● **STATED TASK**
How many of the lines below contain "дозами"? Answer with that number alone.

Records that describe figures
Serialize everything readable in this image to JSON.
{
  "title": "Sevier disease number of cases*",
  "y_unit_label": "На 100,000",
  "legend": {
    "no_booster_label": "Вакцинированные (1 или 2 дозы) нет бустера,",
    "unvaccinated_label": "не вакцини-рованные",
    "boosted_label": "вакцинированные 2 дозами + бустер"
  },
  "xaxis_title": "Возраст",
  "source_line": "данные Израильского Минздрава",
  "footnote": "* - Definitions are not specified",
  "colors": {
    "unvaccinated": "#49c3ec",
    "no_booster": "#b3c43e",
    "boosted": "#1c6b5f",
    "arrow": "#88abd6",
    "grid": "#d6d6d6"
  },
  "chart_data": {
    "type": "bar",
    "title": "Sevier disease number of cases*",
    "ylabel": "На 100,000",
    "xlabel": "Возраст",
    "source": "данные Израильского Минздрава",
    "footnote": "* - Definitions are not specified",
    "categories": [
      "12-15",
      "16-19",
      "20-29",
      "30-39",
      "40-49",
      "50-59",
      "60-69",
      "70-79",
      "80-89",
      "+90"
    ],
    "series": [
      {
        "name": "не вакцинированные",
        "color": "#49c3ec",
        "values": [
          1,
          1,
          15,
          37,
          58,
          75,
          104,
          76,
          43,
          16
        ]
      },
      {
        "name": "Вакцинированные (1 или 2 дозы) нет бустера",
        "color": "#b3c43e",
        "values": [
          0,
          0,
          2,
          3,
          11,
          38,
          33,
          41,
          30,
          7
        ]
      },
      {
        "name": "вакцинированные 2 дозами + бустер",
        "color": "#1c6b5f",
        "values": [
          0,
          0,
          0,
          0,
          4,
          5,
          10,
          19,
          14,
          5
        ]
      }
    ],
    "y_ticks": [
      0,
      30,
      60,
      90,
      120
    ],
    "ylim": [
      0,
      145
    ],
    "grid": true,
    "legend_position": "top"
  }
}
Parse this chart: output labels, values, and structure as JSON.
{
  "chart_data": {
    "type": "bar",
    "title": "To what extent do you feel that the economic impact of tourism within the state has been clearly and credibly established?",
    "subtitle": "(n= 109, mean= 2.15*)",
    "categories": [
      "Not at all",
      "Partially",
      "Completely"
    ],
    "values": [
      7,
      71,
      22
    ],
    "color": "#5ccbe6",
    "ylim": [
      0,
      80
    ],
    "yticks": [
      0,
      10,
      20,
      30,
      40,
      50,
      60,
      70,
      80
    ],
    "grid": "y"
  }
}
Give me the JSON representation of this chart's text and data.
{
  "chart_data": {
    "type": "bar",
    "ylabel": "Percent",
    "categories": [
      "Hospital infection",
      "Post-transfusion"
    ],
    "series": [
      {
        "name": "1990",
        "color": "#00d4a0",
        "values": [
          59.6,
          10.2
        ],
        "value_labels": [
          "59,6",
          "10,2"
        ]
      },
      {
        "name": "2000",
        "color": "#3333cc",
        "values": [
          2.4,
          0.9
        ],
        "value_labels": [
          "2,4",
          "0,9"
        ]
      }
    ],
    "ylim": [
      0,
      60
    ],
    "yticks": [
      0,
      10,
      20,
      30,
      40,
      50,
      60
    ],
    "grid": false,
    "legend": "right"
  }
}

● **EXERCISE SOLUTION**
2